Start of Source extract

Friday was a hot one.   In the words of Kool & the Gang:  Too hot.  Too hot lady.  Better run for shelter, better run for shade.

 

But there wasn’t any shade this weekend.  It was hot everywhere, and it was hot no matter what you were doing.  Even if you were running for shade.

 

I picked up my niece, the one from Espana, on Friday afternoon and delivered her to my mom’s house.  She was to stay the weekend there which was good because I’d been keeping Monica busy the previous two weekends.  I didn’t know what all having a kid around for more than 15 minutes entailed.  I learned quickly you need an abundance of two things:  food and toilet paper.  Bonus points for having the plunger on stand-by.

 

Without any foreign teens around, it was a pretty chill weekend.   Hot, but chill.  After dropping off the Spaniard, I met Date Chick to check out a new French bistro that hasn’t opened yet.  The owner, Laurent, is a real live Frenchie who says ‘croissant’ like a Seinfeld character.   He’s been here for 30 years, but the pronunciation is an assault.  If I pronounced croissant like that someone would hit me in the face.  That someone would be me.  In typical French style, Laurent explained that he hadn’t decided on an opening date yet.  “Emmmm…maybe zee twentieth.  Maybe zee twenty-ninth…I don’t know…”  Yeah, what’s the rush?  It’s only thousands in rent money.  Well, Paris wasn’t built in a day.

 

After the unopened bistro, Date Chick went home to do some more work and finish making her chicken soup.  Indeed, it’s 95 degrees out, but for whatever reason, Date Chick felt like making chicken soup.  I didn’t question it since she’s a great cook and what the hell.  You can only eat so many salads. 

 

I hauled ass to C’est Si Bon to get a couple baguettes to go with the soup.  (Laurent didn’t have any lying around, regrettably).  But the joint had just closed.  The little put-upon hipsters who work there probably shut the doors a few minutes early so they could get to the tattoo parlour early.  So, I went to Sprouts to get a baguette.  But their baguettes looked too earthy.  Too brown.  I got a fat and heavy loaf of French bread instead (shouldn’t a baguette get the label of “French bread” since it’s, well, French bread?”).  The loaf was warm and thick.  It felt like my…cat.  When I pick her up after she’s been basking in the sun. 

 

 

I got home with the sun setting and sat in my backyard, trying to catch the little bit of breeze that popped in.  I busted out my lil’ radio and flipped on the Angel game, sitting there as the day turned to night.  I thought about my dad.  When I was a tyke, he would sit in the living room with my brothers and me while we watched “Real People” re-runs or whatever.  This was well before every game was on TV.  You’d be lucky to see three Angel games a season on television. 

 

My dad would sit in the background, his transistor tuned to the Angel game.  He wanted to be around us but didn’t want to miss any of the game, even in the years when he must’ve known the Angels would likely lose.  If there was a bit of excitement, he’d turn up the volume and we’d all ask what was happening.  Those teams of the early and mid-‘70s were full of hope; and Merv Rettenmunds, and Ron Fairlys, and Ron Jacksons.  Throw in a Thad Bosley or two and hope would always spring eternal just enough to keep KMPC tuned in throughout the summer.  By the all-star break, all was not lost, but the hope pretty much was.  Even with everything lost by September, you were invested to a point where you had to know what was happening in each game.  The Angels fan point of no return.  And then 1979 happened and my dad, my brothers, and myself were cursed for life.  My brothers and I need to know what’s going on through every season as we carry our dads’ torch.

End of Source extract

Exercise instructions:
#1 In the weekend post, what did the writer buy at Sprouts instead of a baguette?
#2 Translate this sentence from the weekend post into Spanish: "My dad would sit in the background, his transistor tuned to the Angel game."
#3 From the weekend post, output the stretch from "Friday was a" through "plunger on stand-by.", unchanged.

Start of Raw records

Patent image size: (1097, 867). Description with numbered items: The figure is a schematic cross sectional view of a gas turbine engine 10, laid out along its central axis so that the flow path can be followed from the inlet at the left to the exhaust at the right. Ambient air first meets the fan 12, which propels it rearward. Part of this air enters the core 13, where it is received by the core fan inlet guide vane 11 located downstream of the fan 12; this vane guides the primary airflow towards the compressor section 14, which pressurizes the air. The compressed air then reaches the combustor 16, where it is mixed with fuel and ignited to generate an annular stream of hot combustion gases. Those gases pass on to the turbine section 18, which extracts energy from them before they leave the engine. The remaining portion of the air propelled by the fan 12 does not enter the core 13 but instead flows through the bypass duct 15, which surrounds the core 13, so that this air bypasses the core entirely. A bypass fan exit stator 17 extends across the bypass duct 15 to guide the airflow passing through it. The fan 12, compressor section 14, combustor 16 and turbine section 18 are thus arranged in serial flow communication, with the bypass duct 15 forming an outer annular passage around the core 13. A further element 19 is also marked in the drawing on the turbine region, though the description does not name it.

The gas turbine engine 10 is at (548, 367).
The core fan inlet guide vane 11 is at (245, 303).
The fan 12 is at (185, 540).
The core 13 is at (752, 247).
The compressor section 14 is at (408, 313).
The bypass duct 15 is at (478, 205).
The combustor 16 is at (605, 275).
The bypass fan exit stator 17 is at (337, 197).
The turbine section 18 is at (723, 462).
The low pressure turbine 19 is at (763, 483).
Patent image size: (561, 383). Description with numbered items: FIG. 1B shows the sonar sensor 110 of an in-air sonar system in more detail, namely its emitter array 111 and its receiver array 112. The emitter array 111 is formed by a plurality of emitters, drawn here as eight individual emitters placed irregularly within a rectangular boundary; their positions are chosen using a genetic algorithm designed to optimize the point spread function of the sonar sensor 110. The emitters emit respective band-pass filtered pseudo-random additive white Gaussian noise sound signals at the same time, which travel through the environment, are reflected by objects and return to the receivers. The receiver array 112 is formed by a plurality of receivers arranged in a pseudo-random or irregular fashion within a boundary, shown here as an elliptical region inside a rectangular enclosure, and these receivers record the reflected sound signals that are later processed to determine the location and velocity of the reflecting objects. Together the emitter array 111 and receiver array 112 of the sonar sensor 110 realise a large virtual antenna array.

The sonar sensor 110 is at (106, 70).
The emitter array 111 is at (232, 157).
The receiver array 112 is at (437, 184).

End of Raw records

Solutions for each task:
#1 A fat and heavy loaf of French bread.

#2 Mi papá se sentaba en un segundo plano, con su radio de transistores sintonizada en el partido de los Angels.

#3
Friday was a hot one.   In the words of Kool & the Gang:  Too hot.  Too hot lady.  Better run for shelter, better run for shade.

 

But there wasn’t any shade this weekend.  It was hot everywhere, and it was hot no matter what you were doing.  Even if you were running for shade.

 

I picked up my niece, the one from Espana, on Friday afternoon and delivered her to my mom’s house.  She was to stay the weekend there which was good because I’d been keeping Monica busy the previous two weekends.  I didn’t know what all having a kid around for more than 15 minutes entailed.  I learned quickly you need an abundance of two things:  food and toilet paper.  Bonus points for having the plunger on stand-by.